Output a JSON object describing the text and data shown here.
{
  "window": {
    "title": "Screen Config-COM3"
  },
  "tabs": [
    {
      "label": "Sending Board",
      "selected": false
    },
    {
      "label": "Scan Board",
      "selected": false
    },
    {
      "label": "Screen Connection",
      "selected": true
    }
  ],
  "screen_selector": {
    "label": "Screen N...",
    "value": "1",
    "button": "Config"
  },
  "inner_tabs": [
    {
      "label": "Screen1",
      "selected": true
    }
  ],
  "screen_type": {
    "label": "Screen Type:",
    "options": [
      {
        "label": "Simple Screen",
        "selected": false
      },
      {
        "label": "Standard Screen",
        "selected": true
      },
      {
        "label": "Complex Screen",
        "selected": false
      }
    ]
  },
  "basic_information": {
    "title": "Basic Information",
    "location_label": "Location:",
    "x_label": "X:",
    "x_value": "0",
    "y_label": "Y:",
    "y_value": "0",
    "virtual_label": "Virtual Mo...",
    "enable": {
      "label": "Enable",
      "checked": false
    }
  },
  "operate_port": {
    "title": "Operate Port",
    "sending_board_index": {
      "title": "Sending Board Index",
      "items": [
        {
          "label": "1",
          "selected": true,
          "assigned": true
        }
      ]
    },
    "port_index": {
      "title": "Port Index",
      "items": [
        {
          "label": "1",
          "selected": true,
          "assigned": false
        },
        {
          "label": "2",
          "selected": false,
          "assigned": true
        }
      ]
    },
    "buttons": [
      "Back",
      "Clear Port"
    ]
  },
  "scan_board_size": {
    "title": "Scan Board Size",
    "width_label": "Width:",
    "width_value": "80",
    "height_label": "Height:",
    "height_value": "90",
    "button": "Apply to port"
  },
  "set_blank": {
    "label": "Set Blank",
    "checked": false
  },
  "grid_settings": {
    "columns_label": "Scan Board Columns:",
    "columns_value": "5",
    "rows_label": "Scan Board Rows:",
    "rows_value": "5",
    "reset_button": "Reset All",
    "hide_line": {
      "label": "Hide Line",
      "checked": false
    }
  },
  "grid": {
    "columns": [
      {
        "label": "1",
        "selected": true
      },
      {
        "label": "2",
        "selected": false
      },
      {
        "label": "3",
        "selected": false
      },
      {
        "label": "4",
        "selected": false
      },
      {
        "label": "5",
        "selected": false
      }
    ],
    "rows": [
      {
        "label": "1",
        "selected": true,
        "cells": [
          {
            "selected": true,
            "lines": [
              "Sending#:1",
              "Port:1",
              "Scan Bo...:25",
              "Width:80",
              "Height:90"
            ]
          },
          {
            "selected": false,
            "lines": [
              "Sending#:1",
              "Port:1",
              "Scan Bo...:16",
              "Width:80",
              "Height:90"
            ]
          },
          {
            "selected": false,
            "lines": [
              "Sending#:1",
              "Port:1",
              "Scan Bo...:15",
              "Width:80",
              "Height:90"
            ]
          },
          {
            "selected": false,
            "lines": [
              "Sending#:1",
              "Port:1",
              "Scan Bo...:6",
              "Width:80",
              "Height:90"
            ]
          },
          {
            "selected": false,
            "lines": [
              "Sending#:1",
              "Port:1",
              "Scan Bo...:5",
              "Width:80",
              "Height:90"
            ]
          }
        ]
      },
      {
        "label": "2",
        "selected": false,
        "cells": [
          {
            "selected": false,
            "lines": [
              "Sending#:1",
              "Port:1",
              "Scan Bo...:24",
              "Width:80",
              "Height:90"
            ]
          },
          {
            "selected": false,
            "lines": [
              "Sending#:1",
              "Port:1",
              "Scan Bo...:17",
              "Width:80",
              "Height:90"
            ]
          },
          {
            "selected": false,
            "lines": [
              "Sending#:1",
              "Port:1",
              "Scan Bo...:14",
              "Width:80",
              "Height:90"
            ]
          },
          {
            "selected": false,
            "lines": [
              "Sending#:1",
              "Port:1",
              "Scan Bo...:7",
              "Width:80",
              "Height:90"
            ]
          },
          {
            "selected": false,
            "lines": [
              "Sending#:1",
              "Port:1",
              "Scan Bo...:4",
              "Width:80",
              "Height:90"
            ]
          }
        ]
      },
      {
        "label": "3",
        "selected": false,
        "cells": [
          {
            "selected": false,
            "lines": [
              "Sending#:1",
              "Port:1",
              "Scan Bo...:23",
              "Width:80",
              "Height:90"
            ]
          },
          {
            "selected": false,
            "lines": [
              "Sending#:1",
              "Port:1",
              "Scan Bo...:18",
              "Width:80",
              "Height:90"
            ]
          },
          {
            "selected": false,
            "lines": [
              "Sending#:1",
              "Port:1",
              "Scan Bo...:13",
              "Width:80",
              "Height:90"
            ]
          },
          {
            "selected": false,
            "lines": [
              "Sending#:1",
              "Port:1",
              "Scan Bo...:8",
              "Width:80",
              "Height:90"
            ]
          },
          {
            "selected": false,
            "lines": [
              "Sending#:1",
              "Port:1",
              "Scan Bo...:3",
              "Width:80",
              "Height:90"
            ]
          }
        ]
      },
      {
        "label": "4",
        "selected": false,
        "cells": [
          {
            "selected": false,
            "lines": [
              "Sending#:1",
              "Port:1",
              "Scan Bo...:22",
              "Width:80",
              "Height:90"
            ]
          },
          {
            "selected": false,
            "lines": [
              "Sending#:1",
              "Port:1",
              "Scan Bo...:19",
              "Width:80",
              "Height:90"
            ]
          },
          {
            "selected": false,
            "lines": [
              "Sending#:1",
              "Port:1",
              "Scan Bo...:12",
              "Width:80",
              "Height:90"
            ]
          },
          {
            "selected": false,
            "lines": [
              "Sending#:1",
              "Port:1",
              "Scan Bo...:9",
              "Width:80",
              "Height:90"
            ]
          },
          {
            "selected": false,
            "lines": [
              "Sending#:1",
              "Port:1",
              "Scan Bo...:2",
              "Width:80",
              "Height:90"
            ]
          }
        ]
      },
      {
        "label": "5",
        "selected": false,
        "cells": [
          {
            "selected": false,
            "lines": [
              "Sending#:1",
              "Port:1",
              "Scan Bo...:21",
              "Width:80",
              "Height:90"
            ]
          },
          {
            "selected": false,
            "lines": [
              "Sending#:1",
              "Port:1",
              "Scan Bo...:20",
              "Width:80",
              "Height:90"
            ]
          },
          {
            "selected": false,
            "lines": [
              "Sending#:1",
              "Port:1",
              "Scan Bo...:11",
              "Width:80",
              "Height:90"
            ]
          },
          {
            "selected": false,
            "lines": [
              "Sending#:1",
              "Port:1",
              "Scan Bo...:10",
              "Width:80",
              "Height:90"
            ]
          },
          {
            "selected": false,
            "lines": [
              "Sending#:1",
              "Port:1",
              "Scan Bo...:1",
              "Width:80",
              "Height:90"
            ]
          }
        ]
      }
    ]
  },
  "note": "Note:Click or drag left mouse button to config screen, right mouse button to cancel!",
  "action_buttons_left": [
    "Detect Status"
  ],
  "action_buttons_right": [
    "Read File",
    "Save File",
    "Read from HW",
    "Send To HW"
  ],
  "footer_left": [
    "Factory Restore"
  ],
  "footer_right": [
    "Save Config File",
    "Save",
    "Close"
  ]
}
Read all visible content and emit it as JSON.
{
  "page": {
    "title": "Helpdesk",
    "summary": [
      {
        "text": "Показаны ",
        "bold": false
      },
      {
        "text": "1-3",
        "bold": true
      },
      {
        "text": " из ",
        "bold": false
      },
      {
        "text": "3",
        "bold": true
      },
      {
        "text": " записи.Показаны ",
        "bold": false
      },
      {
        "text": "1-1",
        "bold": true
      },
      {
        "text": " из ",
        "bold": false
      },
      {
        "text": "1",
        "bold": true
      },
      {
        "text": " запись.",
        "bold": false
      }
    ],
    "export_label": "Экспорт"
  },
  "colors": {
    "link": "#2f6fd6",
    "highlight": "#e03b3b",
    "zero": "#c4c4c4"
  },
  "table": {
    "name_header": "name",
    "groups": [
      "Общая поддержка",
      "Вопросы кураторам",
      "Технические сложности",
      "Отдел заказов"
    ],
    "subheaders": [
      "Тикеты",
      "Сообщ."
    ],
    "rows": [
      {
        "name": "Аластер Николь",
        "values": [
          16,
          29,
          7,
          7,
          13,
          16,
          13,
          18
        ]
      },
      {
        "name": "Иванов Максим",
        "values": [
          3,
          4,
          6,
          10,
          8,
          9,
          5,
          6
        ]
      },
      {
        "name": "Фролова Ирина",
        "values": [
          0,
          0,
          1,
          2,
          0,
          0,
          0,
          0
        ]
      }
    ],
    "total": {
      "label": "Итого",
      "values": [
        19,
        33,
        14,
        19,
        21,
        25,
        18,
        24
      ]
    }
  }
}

**WHAT IS ASKED**: Where a line of the records above holds the word "File", copy that line.

**PROBLEM SOLUTION**:
    "Read File",
    "Save File",
    "Save Config File",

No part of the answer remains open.